# Dataset entries
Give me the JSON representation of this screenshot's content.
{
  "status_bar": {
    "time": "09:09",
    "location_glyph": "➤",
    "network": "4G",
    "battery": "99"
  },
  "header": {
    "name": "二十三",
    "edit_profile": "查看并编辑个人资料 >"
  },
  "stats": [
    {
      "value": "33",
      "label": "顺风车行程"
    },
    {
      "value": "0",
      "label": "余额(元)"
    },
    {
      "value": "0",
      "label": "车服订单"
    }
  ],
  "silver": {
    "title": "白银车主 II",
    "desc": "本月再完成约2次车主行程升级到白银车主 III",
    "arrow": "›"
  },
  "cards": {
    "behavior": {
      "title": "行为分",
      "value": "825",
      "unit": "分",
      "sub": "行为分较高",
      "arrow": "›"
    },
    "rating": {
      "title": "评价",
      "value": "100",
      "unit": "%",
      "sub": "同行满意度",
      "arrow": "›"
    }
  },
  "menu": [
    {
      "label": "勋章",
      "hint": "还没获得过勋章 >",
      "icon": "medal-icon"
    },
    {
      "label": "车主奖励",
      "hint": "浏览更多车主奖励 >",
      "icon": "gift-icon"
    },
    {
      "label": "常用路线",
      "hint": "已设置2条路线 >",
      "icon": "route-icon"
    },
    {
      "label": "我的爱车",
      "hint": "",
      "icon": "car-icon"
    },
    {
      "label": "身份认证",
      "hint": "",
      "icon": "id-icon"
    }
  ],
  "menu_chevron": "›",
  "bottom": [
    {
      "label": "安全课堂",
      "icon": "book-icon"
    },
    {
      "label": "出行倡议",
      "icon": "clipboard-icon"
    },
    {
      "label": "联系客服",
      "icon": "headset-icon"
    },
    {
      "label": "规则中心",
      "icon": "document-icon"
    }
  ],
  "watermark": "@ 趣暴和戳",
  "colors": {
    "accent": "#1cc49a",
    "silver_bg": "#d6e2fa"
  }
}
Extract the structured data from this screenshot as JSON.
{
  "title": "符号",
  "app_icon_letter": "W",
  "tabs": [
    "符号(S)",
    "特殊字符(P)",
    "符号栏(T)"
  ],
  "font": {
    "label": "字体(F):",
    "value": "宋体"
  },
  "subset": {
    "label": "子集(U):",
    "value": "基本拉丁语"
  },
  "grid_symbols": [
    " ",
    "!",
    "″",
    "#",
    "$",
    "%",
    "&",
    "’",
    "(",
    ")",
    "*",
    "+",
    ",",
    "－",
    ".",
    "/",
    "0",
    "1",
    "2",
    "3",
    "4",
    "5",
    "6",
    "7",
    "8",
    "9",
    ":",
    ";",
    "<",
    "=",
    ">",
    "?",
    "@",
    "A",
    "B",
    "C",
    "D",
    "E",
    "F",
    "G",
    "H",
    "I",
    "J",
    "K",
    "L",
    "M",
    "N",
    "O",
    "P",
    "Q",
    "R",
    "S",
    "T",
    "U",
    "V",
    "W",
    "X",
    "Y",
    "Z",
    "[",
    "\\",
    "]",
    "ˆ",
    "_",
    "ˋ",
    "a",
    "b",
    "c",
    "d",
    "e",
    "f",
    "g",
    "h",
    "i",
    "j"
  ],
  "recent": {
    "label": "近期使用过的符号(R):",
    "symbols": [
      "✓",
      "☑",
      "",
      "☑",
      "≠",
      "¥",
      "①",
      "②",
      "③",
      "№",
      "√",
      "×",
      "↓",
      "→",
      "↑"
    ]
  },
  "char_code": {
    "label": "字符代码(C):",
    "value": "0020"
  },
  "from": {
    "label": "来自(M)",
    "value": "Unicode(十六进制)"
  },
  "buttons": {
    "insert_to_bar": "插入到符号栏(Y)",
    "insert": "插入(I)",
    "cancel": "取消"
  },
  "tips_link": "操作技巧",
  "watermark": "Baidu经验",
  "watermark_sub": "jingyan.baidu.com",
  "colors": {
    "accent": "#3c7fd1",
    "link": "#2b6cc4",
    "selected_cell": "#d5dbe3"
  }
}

# Task details
Transcribe all entries exactly as they are given.

# Correct output
Give me the JSON representation of this screenshot's content.
{
  "status_bar": {
    "time": "09:09",
    "location_glyph": "➤",
    "network": "4G",
    "battery": "99"
  },
  "header": {
    "name": "二十三",
    "edit_profile": "查看并编辑个人资料 >"
  },
  "stats": [
    {
      "value": "33",
      "label": "顺风车行程"
    },
    {
      "value": "0",
      "label": "余额(元)"
    },
    {
      "value": "0",
      "label": "车服订单"
    }
  ],
  "silver": {
    "title": "白银车主 II",
    "desc": "本月再完成约2次车主行程升级到白银车主 III",
    "arrow": "›"
  },
  "cards": {
    "behavior": {
      "title": "行为分",
      "value": "825",
      "unit": "分",
      "sub": "行为分较高",
      "arrow": "›"
    },
    "rating": {
      "title": "评价",
      "value": "100",
      "unit": "%",
      "sub": "同行满意度",
      "arrow": "›"
    }
  },
  "menu": [
    {
      "label": "勋章",
      "hint": "还没获得过勋章 >",
      "icon": "medal-icon"
    },
    {
      "label": "车主奖励",
      "hint": "浏览更多车主奖励 >",
      "icon": "gift-icon"
    },
    {
      "label": "常用路线",
      "hint": "已设置2条路线 >",
      "icon": "route-icon"
    },
    {
      "label": "我的爱车",
      "hint": "",
      "icon": "car-icon"
    },
    {
      "label": "身份认证",
      "hint": "",
      "icon": "id-icon"
    }
  ],
  "menu_chevron": "›",
  "bottom": [
    {
      "label": "安全课堂",
      "icon": "book-icon"
    },
    {
      "label": "出行倡议",
      "icon": "clipboard-icon"
    },
    {
      "label": "联系客服",
      "icon": "headset-icon"
    },
    {
      "label": "规则中心",
      "icon": "document-icon"
    }
  ],
  "watermark": "@ 趣暴和戳",
  "colors": {
    "accent": "#1cc49a",
    "silver_bg": "#d6e2fa"
  }
}
Extract the structured data from this screenshot as JSON.
{
  "title": "符号",
  "app_icon_letter": "W",
  "tabs": [
    "符号(S)",
    "特殊字符(P)",
    "符号栏(T)"
  ],
  "font": {
    "label": "字体(F):",
    "value": "宋体"
  },
  "subset": {
    "label": "子集(U):",
    "value": "基本拉丁语"
  },
  "grid_symbols": [
    " ",
    "!",
    "″",
    "#",
    "$",
    "%",
    "&",
    "’",
    "(",
    ")",
    "*",
    "+",
    ",",
    "－",
    ".",
    "/",
    "0",
    "1",
    "2",
    "3",
    "4",
    "5",
    "6",
    "7",
    "8",
    "9",
    ":",
    ";",
    "<",
    "=",
    ">",
    "?",
    "@",
    "A",
    "B",
    "C",
    "D",
    "E",
    "F",
    "G",
    "H",
    "I",
    "J",
    "K",
    "L",
    "M",
    "N",
    "O",
    "P",
    "Q",
    "R",
    "S",
    "T",
    "U",
    "V",
    "W",
    "X",
    "Y",
    "Z",
    "[",
    "\\",
    "]",
    "ˆ",
    "_",
    "ˋ",
    "a",
    "b",
    "c",
    "d",
    "e",
    "f",
    "g",
    "h",
    "i",
    "j"
  ],
  "recent": {
    "label": "近期使用过的符号(R):",
    "symbols": [
      "✓",
      "☑",
      "",
      "☑",
      "≠",
      "¥",
      "①",
      "②",
      "③",
      "№",
      "√",
      "×",
      "↓",
      "→",
      "↑"
    ]
  },
  "char_code": {
    "label": "字符代码(C):",
    "value": "0020"
  },
  "from": {
    "label": "来自(M)",
    "value": "Unicode(十六进制)"
  },
  "buttons": {
    "insert_to_bar": "插入到符号栏(Y)",
    "insert": "插入(I)",
    "cancel": "取消"
  },
  "tips_link": "操作技巧",
  "watermark": "Baidu经验",
  "watermark_sub": "jingyan.baidu.com",
  "colors": {
    "accent": "#3c7fd1",
    "link": "#2b6cc4",
    "selected_cell": "#d5dbe3"
  }
}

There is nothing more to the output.